## Written problem
Your task is to repeat the lines below exactly, excluding any pictures they contain.

## Data supplied

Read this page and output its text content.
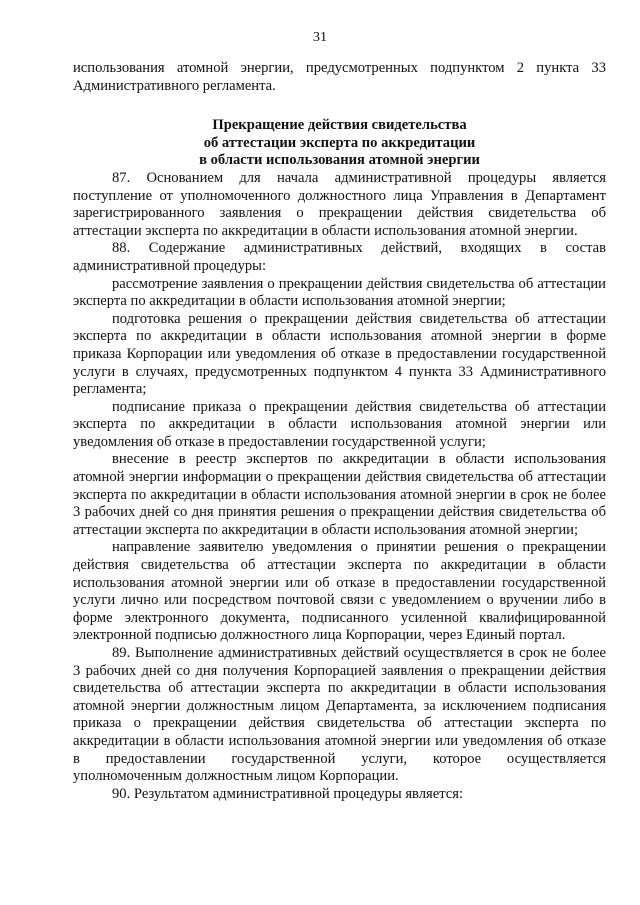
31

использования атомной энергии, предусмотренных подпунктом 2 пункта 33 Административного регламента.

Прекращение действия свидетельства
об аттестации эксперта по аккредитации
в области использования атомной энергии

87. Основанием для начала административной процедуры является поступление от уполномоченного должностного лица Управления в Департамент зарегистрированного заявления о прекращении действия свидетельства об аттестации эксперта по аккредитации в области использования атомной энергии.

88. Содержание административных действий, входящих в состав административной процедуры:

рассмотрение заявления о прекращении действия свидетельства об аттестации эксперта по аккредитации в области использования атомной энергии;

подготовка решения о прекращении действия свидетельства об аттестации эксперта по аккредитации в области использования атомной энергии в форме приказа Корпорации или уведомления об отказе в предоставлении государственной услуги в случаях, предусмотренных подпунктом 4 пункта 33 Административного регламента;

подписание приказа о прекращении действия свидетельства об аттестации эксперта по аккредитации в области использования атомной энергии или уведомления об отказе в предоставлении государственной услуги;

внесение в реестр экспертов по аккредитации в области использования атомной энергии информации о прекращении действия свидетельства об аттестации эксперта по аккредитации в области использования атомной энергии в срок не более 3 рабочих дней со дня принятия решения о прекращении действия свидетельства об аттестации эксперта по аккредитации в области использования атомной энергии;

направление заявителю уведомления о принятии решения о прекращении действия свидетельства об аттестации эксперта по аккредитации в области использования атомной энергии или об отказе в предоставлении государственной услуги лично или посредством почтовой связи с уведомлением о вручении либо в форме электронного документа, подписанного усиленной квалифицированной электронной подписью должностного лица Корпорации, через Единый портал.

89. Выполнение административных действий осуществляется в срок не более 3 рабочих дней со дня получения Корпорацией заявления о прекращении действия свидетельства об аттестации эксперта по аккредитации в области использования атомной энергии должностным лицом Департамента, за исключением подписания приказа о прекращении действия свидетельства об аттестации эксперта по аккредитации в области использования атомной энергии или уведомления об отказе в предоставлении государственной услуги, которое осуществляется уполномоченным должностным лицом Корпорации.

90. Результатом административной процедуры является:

## Final result
Read this page and output its text content.
31

использования атомной энергии, предусмотренных подпунктом 2 пункта 33 Административного регламента.

Прекращение действия свидетельства
об аттестации эксперта по аккредитации
в области использования атомной энергии

87. Основанием для начала административной процедуры является поступление от уполномоченного должностного лица Управления в Департамент зарегистрированного заявления о прекращении действия свидетельства об аттестации эксперта по аккредитации в области использования атомной энергии.

88. Содержание административных действий, входящих в состав административной процедуры:

рассмотрение заявления о прекращении действия свидетельства об аттестации эксперта по аккредитации в области использования атомной энергии;

подготовка решения о прекращении действия свидетельства об аттестации эксперта по аккредитации в области использования атомной энергии в форме приказа Корпорации или уведомления об отказе в предоставлении государственной услуги в случаях, предусмотренных подпунктом 4 пункта 33 Административного регламента;

подписание приказа о прекращении действия свидетельства об аттестации эксперта по аккредитации в области использования атомной энергии или уведомления об отказе в предоставлении государственной услуги;

внесение в реестр экспертов по аккредитации в области использования атомной энергии информации о прекращении действия свидетельства об аттестации эксперта по аккредитации в области использования атомной энергии в срок не более 3 рабочих дней со дня принятия решения о прекращении действия свидетельства об аттестации эксперта по аккредитации в области использования атомной энергии;

направление заявителю уведомления о принятии решения о прекращении действия свидетельства об аттестации эксперта по аккредитации в области использования атомной энергии или об отказе в предоставлении государственной услуги лично или посредством почтовой связи с уведомлением о вручении либо в форме электронного документа, подписанного усиленной квалифицированной электронной подписью должностного лица Корпорации, через Единый портал.

89. Выполнение административных действий осуществляется в срок не более 3 рабочих дней со дня получения Корпорацией заявления о прекращении действия свидетельства об аттестации эксперта по аккредитации в области использования атомной энергии должностным лицом Департамента, за исключением подписания приказа о прекращении действия свидетельства об аттестации эксперта по аккредитации в области использования атомной энергии или уведомления об отказе в предоставлении государственной услуги, которое осуществляется уполномоченным должностным лицом Корпорации.

90. Результатом административной процедуры является:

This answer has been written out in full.